TASK REQUIREMENTS = Every line with the string "Клетки" should be gathered.
BEGIN PROVIDED INFORMATION
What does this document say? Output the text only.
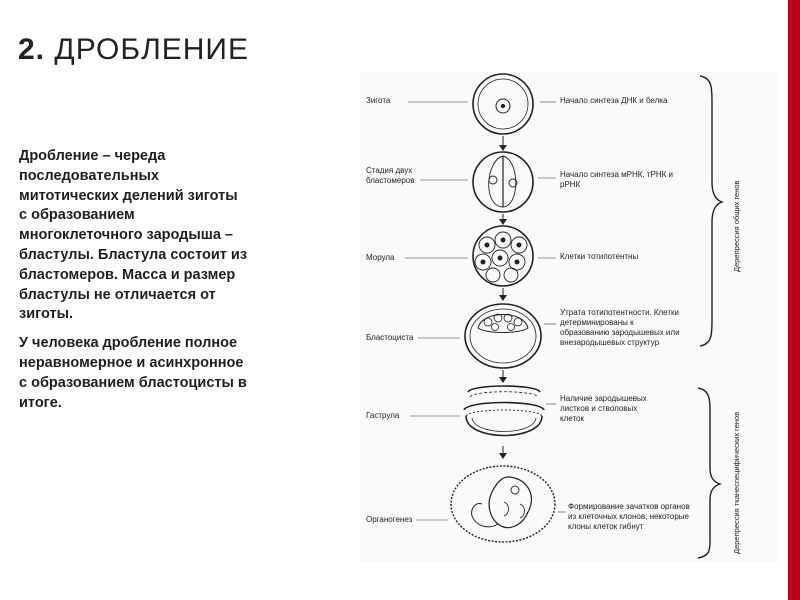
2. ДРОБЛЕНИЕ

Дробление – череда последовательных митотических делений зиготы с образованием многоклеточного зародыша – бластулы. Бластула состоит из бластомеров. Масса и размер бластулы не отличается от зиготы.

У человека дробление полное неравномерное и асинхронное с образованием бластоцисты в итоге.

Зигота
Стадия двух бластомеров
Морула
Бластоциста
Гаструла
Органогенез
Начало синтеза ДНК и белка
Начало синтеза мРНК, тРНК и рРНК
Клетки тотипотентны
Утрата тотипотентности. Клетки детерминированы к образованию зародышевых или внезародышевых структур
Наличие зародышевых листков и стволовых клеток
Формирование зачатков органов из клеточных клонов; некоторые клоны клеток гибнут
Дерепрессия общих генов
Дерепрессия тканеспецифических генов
END PROVIDED INFORMATION
BEGIN PROVIDED INFORMATION
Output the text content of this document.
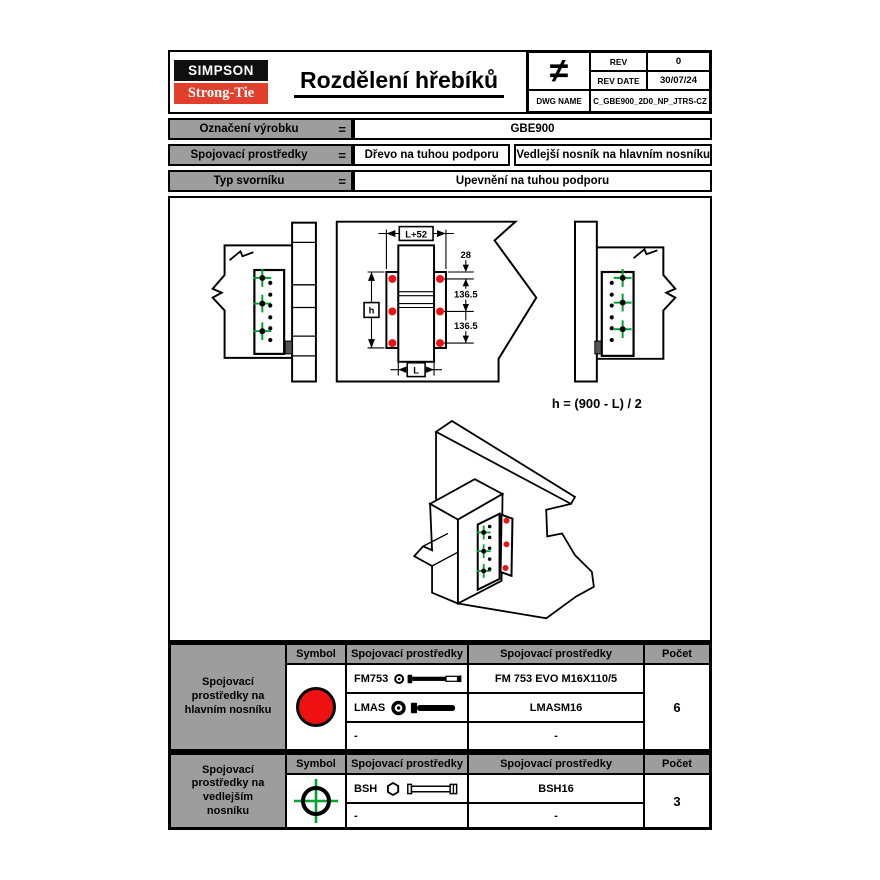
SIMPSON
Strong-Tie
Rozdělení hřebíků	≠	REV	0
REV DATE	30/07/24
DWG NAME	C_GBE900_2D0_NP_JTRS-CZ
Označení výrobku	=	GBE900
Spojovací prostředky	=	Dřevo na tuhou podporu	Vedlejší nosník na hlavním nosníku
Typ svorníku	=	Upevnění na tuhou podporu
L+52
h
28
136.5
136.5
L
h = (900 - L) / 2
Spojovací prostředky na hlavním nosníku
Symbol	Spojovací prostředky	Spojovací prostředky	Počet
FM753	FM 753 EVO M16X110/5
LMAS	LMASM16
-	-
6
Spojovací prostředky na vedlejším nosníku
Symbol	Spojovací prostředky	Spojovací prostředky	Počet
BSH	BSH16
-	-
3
END PROVIDED INFORMATION
SOLUTION FOR THIS EXERCISE =
Клетки тотипотентны
Утрата тотипотентности. Клетки детерминированы к образованию зародышевых или внезародышевых структур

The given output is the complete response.